## What you are asked to do:
Copy the data below exactly, omitting any picture it contains.

## start

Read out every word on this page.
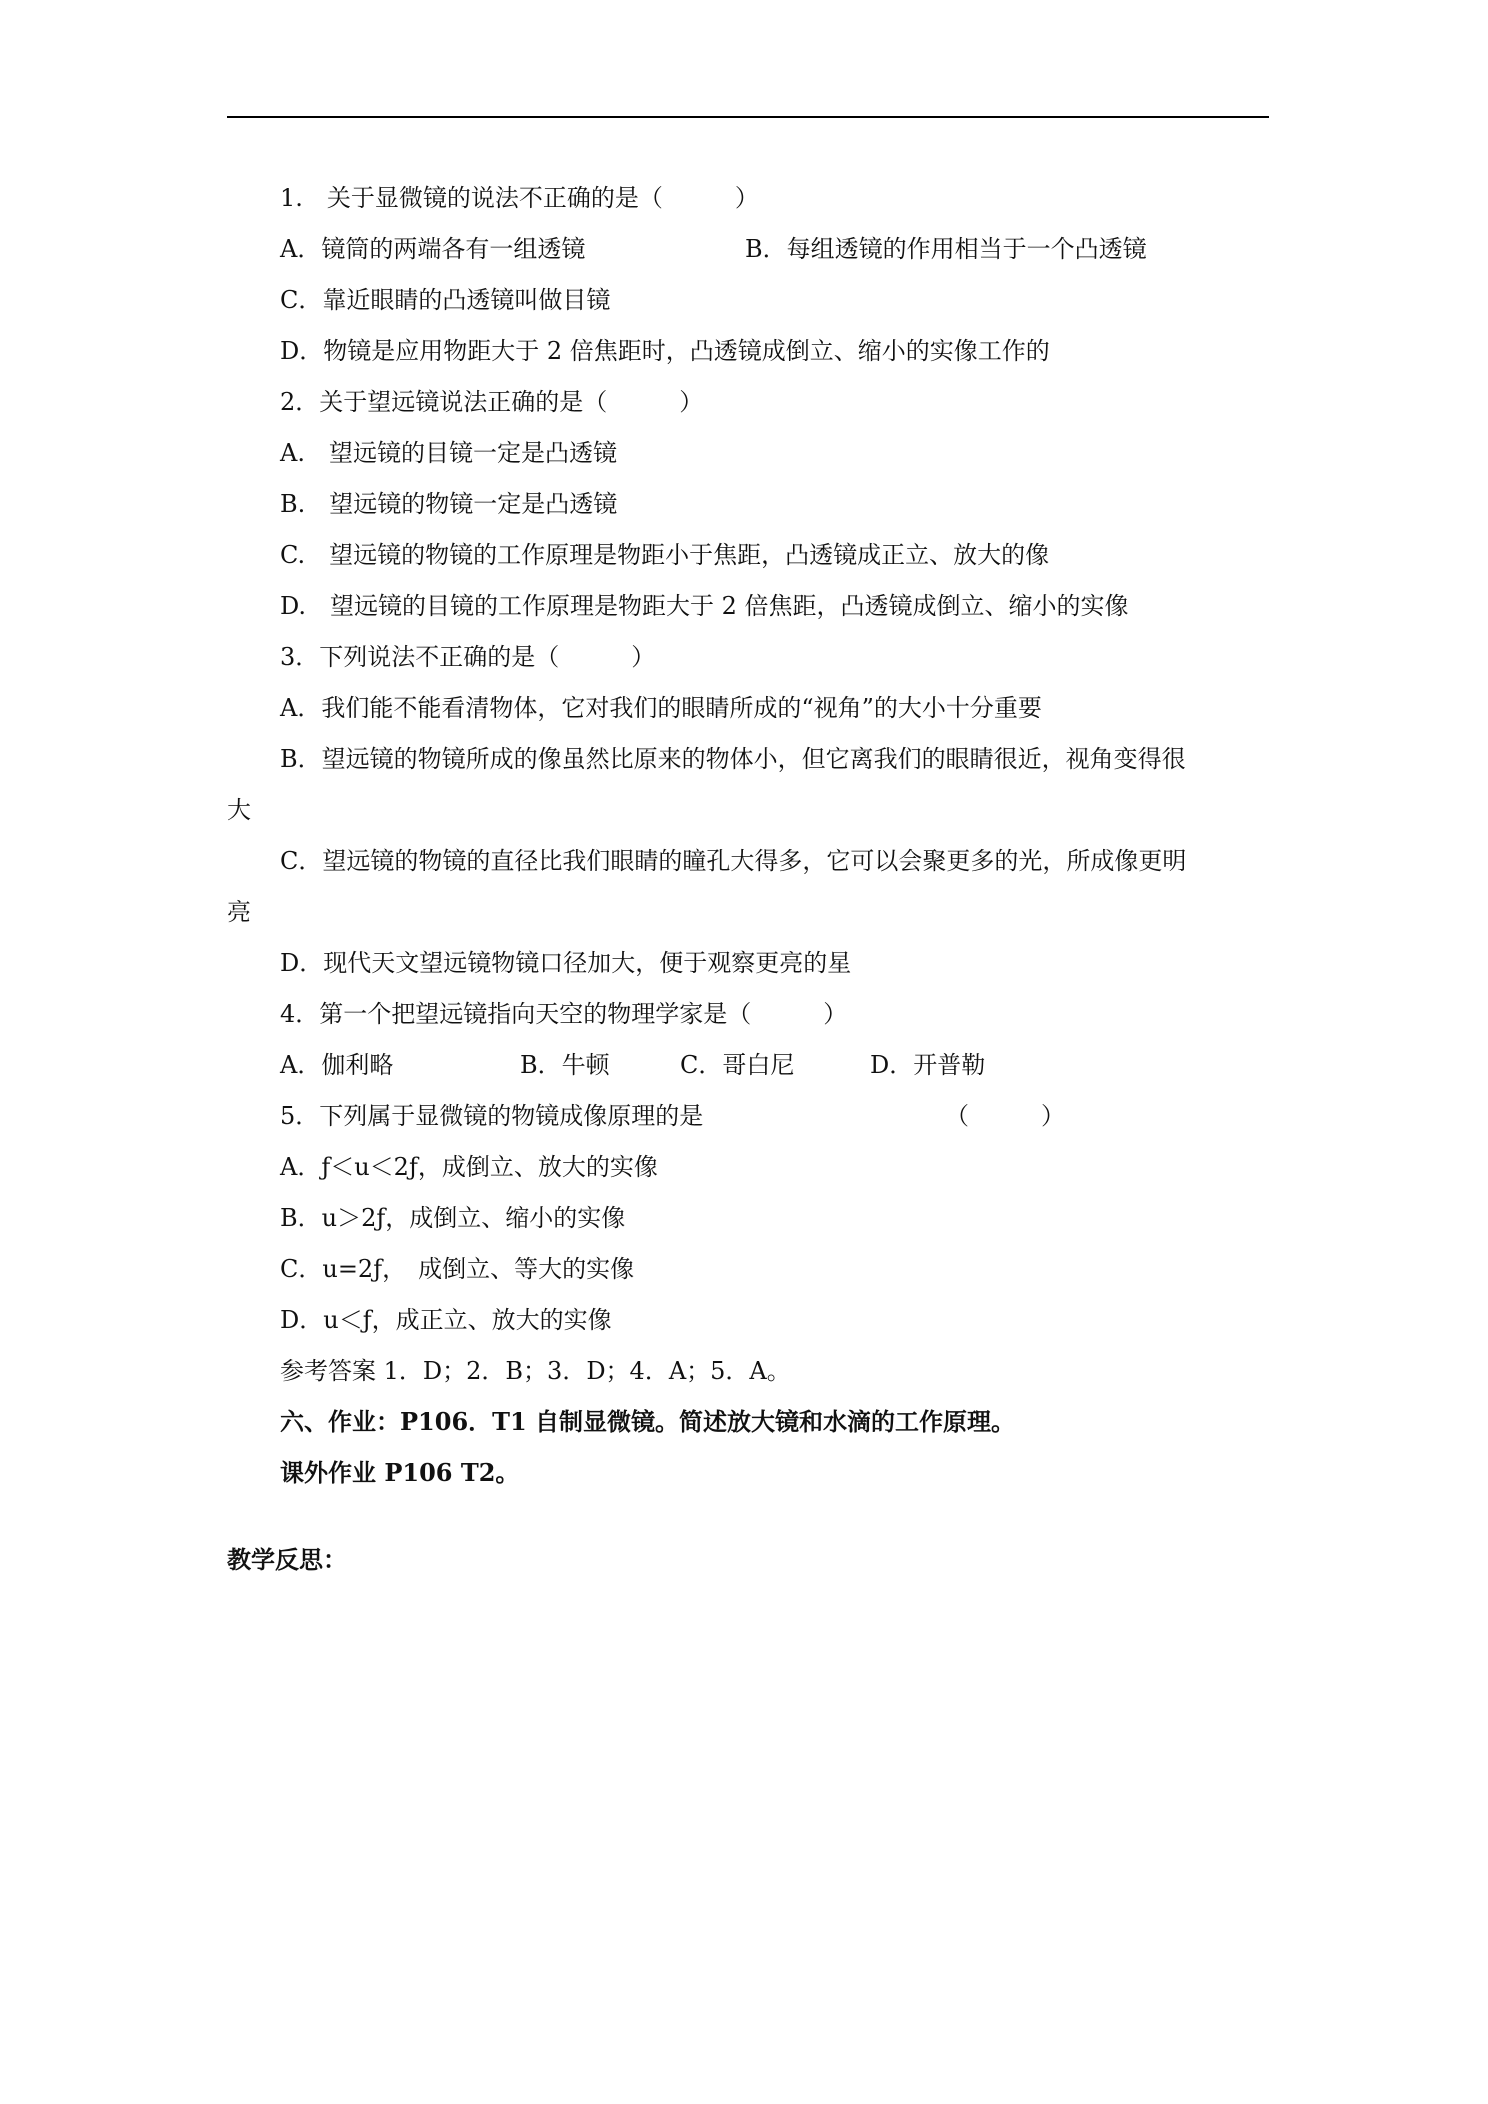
1.　关于显微镜的说法不正确的是（　　　）
A．镜筒的两端各有一组透镜	B．每组透镜的作用相当于一个凸透镜
C．靠近眼睛的凸透镜叫做目镜
D．物镜是应用物距大于 2 倍焦距时，凸透镜成倒立、缩小的实像工作的
2．关于望远镜说法正确的是（　　　）
A.　望远镜的目镜一定是凸透镜
B.　望远镜的物镜一定是凸透镜
C.　望远镜的物镜的工作原理是物距小于焦距，凸透镜成正立、放大的像
D.　望远镜的目镜的工作原理是物距大于 2 倍焦距，凸透镜成倒立、缩小的实像
3．下列说法不正确的是（　　　）
A．我们能不能看清物体，它对我们的眼睛所成的“视角”的大小十分重要
B．望远镜的物镜所成的像虽然比原来的物体小，但它离我们的眼睛很近，视角变得很
大
C．望远镜的物镜的直径比我们眼睛的瞳孔大得多，它可以会聚更多的光，所成像更明
亮
D．现代天文望远镜物镜口径加大，便于观察更亮的星
4．第一个把望远镜指向天空的物理学家是（　　　）
A．伽利略	B．牛顿	C．哥白尼	D．开普勒
5．下列属于显微镜的物镜成像原理的是	（　　　）
A．ƒ＜u＜2ƒ，成倒立、放大的实像
B．u＞2ƒ，成倒立、缩小的实像
C．u=2ƒ，　成倒立、等大的实像
D．u＜ƒ，成正立、放大的实像
参考答案 1．D；2．B；3．D；4．A；5．A。
六、作业：P106．T1 自制显微镜。简述放大镜和水滴的工作原理。
课外作业 P106 T2。
教学反思：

## end

## Expected answer:
Read out every word on this page.
1.　关于显微镜的说法不正确的是（　　　）
A．镜筒的两端各有一组透镜	B．每组透镜的作用相当于一个凸透镜
C．靠近眼睛的凸透镜叫做目镜
D．物镜是应用物距大于 2 倍焦距时，凸透镜成倒立、缩小的实像工作的
2．关于望远镜说法正确的是（　　　）
A.　望远镜的目镜一定是凸透镜
B.　望远镜的物镜一定是凸透镜
C.　望远镜的物镜的工作原理是物距小于焦距，凸透镜成正立、放大的像
D.　望远镜的目镜的工作原理是物距大于 2 倍焦距，凸透镜成倒立、缩小的实像
3．下列说法不正确的是（　　　）
A．我们能不能看清物体，它对我们的眼睛所成的“视角”的大小十分重要
B．望远镜的物镜所成的像虽然比原来的物体小，但它离我们的眼睛很近，视角变得很
大
C．望远镜的物镜的直径比我们眼睛的瞳孔大得多，它可以会聚更多的光，所成像更明
亮
D．现代天文望远镜物镜口径加大，便于观察更亮的星
4．第一个把望远镜指向天空的物理学家是（　　　）
A．伽利略	B．牛顿	C．哥白尼	D．开普勒
5．下列属于显微镜的物镜成像原理的是	（　　　）
A．ƒ＜u＜2ƒ，成倒立、放大的实像
B．u＞2ƒ，成倒立、缩小的实像
C．u=2ƒ，　成倒立、等大的实像
D．u＜ƒ，成正立、放大的实像
参考答案 1．D；2．B；3．D；4．A；5．A。
六、作业：P106．T1 自制显微镜。简述放大镜和水滴的工作原理。
课外作业 P106 T2。
教学反思：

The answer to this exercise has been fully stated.